**Objective:**
From the listing below, return each line that includes "månad".
★ ★ ★ ★ ★
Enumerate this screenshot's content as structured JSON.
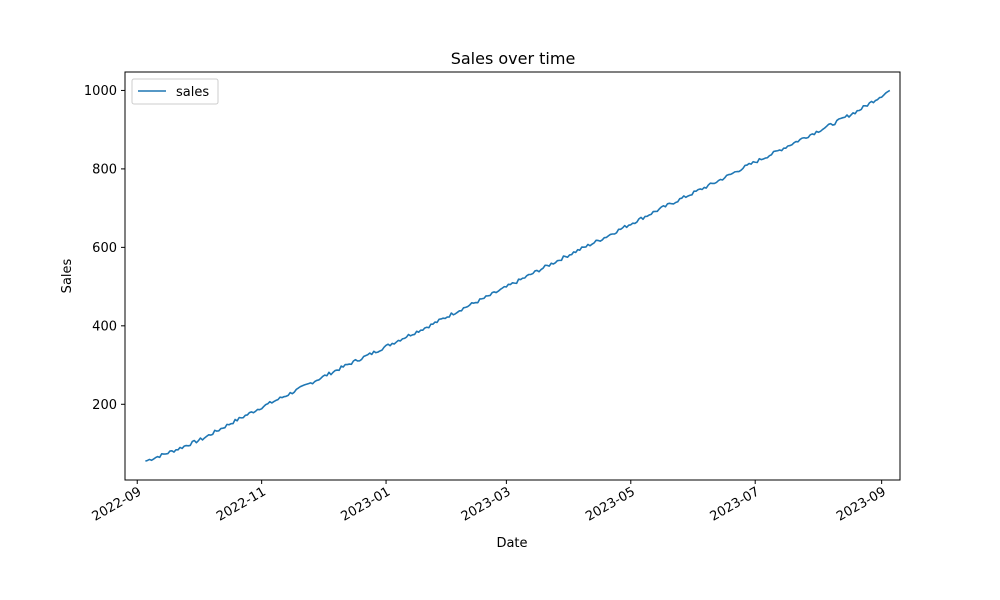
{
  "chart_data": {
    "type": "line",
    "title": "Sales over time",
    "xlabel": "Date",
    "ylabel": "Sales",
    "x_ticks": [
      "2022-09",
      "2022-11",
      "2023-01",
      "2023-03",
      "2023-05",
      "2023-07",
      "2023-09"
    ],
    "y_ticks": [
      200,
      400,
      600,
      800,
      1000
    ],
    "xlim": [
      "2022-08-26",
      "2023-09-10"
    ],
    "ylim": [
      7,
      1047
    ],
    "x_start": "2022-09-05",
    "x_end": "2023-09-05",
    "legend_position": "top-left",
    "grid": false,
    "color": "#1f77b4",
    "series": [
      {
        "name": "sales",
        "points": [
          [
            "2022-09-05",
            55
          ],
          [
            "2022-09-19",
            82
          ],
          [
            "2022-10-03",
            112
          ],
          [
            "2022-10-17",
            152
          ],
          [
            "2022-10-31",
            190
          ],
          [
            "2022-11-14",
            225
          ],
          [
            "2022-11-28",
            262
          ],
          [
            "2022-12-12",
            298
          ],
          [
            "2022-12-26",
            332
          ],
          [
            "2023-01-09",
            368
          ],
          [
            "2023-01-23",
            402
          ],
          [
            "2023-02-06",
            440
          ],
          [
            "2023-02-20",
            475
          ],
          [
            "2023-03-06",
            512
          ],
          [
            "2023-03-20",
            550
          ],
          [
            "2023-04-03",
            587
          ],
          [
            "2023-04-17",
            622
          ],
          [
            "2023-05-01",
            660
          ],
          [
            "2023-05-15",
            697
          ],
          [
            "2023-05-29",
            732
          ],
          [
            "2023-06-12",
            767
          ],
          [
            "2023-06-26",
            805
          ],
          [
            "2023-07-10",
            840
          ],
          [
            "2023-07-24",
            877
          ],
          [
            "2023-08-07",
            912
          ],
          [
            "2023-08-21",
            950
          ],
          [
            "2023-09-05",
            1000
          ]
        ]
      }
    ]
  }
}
★ ★ ★ ★ ★
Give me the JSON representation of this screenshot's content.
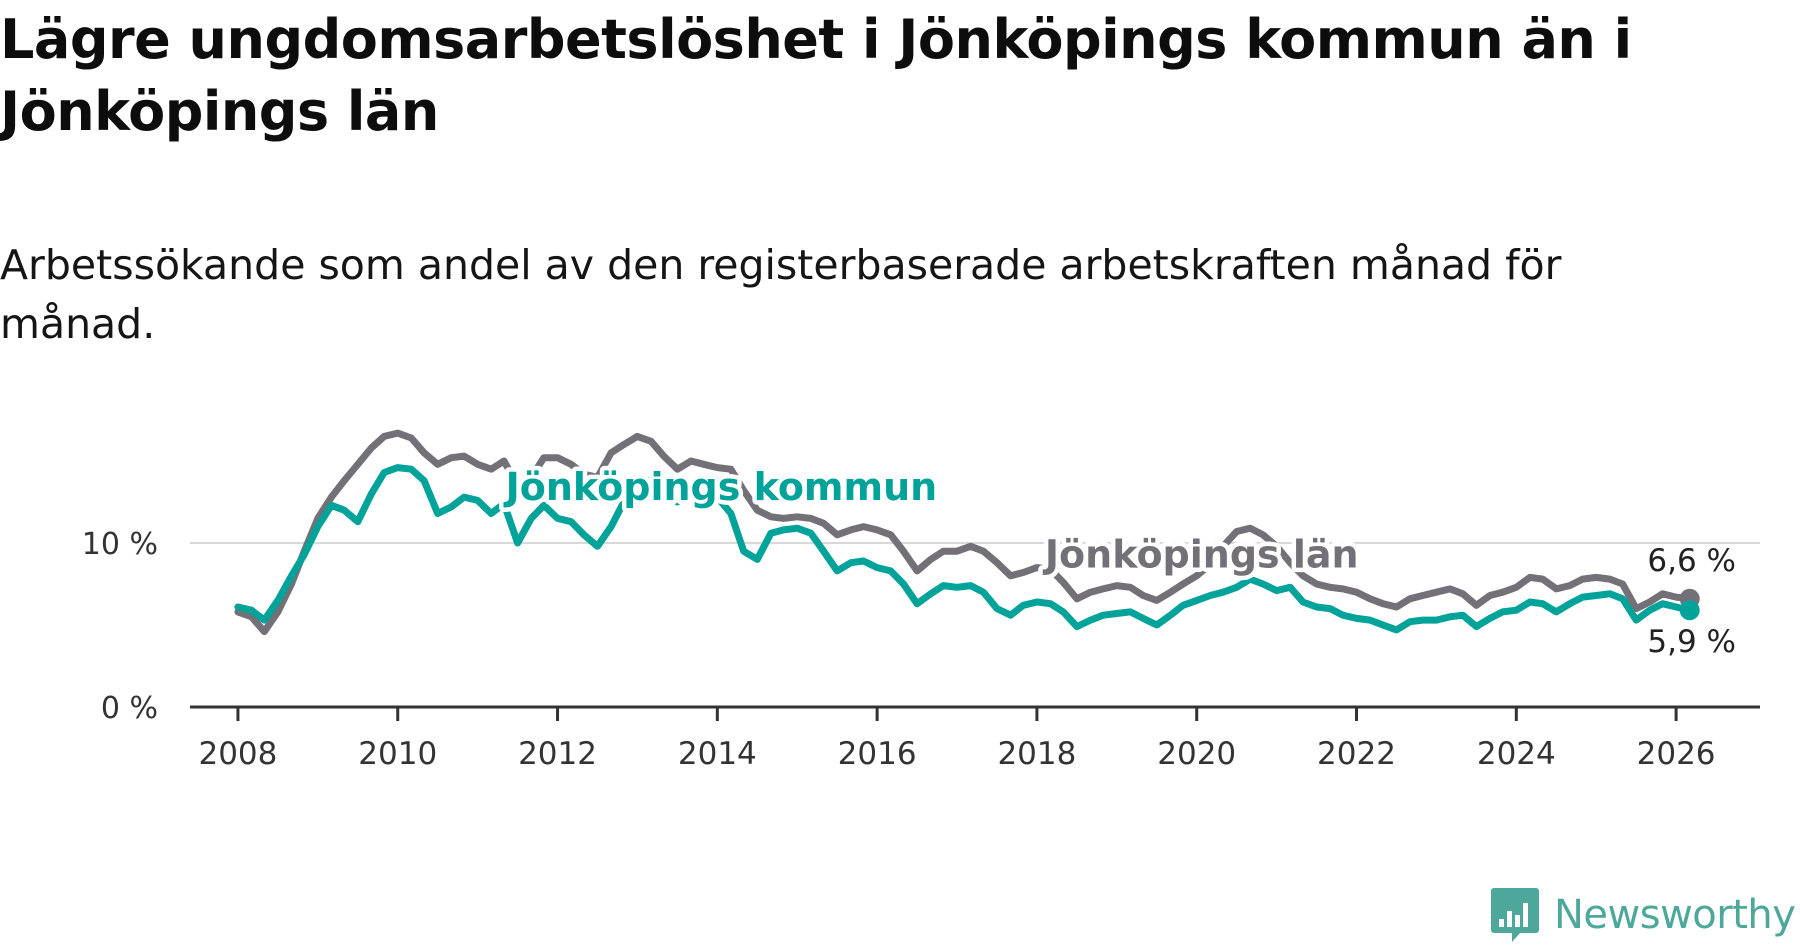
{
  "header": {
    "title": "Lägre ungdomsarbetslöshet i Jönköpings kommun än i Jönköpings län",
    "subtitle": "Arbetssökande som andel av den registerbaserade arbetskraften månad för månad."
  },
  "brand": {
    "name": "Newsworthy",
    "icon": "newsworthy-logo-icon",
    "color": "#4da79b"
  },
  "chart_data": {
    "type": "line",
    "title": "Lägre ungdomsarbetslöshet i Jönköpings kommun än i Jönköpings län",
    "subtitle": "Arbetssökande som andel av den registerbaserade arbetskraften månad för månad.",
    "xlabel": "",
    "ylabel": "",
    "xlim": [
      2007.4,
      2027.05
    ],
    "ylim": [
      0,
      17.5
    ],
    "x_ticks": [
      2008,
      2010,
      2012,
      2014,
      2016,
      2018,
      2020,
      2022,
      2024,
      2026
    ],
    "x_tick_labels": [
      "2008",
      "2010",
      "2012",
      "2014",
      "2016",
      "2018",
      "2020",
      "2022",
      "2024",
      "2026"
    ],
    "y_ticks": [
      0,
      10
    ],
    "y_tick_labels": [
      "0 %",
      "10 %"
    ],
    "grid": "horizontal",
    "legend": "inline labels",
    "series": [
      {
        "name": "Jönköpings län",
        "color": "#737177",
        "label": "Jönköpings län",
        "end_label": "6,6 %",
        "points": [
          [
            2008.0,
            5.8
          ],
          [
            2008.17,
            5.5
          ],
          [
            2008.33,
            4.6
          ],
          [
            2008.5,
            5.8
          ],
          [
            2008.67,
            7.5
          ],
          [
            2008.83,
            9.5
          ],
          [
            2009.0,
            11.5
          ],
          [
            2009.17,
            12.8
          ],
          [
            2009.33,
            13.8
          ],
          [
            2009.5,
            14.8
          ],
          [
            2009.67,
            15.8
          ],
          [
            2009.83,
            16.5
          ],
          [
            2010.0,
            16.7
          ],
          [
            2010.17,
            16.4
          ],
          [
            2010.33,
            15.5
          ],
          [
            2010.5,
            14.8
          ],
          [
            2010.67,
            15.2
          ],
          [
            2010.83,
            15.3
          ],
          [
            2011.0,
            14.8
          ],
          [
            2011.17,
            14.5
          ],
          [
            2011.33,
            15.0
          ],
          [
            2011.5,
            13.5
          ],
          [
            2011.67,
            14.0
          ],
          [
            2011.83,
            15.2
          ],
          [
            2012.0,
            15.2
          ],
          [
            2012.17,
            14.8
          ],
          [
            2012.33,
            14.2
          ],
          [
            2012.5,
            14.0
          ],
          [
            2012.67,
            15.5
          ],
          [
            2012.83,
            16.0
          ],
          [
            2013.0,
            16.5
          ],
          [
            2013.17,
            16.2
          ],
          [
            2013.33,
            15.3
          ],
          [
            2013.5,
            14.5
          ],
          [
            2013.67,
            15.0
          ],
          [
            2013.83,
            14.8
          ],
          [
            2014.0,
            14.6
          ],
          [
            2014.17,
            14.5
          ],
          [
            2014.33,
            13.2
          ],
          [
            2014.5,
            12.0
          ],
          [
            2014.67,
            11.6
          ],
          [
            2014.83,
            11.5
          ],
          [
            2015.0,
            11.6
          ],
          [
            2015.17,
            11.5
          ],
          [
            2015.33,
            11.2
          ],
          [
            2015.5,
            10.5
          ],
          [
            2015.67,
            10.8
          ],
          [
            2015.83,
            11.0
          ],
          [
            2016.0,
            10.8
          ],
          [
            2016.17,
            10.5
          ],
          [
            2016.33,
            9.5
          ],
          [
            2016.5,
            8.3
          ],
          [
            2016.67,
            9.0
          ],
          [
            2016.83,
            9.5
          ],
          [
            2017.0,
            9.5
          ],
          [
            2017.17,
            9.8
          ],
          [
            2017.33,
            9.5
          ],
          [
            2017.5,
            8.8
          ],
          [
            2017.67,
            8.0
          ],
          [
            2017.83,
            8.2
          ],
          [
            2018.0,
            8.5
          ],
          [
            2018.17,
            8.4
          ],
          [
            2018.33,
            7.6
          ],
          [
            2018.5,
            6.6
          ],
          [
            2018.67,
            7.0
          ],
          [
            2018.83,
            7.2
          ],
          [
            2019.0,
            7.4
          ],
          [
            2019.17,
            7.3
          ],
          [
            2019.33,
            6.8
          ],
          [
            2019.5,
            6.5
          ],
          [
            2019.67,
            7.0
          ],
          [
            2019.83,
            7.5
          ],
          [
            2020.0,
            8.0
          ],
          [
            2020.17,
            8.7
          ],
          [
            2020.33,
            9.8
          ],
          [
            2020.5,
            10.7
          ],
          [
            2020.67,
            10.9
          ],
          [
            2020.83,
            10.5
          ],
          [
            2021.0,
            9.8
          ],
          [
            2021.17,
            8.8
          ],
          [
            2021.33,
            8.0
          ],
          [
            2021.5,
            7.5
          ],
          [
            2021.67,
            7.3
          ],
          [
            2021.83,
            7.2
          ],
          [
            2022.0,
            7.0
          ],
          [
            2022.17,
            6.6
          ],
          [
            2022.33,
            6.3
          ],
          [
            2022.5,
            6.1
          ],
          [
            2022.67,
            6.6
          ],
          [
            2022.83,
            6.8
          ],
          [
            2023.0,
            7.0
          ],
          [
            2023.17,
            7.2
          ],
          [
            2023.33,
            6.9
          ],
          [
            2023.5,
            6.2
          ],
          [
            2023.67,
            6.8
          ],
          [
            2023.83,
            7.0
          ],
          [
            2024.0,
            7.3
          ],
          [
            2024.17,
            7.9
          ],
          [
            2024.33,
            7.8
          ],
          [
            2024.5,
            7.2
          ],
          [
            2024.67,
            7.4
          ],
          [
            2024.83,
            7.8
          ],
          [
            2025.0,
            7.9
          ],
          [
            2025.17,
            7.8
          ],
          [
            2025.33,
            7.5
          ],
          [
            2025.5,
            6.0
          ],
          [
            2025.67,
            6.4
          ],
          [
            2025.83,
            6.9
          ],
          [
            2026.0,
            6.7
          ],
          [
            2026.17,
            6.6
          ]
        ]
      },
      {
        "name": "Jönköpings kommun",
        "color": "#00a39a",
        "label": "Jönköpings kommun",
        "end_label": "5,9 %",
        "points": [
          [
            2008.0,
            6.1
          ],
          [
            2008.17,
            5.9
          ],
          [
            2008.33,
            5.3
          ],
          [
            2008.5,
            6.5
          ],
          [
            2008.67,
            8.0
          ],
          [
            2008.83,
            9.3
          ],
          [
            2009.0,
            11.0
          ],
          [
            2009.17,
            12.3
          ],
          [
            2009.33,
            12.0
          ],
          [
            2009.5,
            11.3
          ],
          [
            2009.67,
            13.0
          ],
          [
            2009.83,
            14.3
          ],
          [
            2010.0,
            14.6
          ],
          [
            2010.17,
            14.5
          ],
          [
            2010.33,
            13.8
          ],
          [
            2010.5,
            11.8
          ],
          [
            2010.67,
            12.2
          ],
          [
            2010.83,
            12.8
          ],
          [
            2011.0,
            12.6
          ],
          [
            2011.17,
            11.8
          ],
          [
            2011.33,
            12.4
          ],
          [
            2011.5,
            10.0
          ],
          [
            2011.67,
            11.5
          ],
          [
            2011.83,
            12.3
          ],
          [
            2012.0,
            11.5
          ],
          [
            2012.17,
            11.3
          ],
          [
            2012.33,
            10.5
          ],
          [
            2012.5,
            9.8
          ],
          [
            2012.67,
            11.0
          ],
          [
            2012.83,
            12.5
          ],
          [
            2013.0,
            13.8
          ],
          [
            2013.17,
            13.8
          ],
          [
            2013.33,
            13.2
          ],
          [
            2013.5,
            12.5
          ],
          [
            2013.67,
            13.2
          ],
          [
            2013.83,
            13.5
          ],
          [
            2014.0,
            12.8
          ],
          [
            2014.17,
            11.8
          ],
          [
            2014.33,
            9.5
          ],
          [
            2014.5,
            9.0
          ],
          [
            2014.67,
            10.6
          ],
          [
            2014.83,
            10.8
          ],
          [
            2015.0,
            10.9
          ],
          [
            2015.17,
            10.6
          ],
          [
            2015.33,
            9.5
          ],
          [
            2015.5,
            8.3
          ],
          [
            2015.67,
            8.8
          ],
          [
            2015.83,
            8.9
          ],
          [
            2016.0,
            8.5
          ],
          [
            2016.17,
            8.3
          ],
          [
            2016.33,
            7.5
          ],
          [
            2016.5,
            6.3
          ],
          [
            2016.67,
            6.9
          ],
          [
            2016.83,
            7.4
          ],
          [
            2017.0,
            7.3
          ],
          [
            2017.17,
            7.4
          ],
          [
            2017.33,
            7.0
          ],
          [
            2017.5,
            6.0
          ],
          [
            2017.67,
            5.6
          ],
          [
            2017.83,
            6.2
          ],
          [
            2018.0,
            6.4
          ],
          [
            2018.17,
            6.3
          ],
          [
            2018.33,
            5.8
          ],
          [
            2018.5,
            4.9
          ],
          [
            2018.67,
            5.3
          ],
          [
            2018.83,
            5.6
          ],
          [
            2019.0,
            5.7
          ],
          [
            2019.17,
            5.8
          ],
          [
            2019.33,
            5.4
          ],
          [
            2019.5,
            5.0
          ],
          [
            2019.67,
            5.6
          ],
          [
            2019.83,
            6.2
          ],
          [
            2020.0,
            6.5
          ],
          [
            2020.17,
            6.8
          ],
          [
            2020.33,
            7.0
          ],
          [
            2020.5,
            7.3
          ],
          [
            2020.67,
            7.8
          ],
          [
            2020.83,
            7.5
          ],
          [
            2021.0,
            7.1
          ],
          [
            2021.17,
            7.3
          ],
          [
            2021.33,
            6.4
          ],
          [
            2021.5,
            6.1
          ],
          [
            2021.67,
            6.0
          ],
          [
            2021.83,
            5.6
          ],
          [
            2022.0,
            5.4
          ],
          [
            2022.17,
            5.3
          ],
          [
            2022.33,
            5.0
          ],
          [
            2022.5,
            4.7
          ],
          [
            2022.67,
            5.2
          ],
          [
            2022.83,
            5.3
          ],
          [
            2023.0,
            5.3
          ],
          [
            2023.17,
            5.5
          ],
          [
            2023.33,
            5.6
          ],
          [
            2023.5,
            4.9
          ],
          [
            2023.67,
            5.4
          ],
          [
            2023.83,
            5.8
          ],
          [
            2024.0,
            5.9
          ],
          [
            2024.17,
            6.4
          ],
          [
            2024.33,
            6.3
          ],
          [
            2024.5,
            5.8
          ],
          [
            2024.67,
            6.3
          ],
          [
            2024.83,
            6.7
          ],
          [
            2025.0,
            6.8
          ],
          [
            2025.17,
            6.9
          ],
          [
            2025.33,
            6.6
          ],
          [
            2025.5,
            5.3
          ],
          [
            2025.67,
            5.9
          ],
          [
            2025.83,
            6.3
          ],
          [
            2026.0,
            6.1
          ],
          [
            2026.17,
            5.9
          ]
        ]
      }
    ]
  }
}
★ ★ ★ ★ ★
**The reply:**
    "subtitle": "Arbetssökande som andel av den registerbaserade arbetskraften månad för månad."
    "subtitle": "Arbetssökande som andel av den registerbaserade arbetskraften månad för månad.",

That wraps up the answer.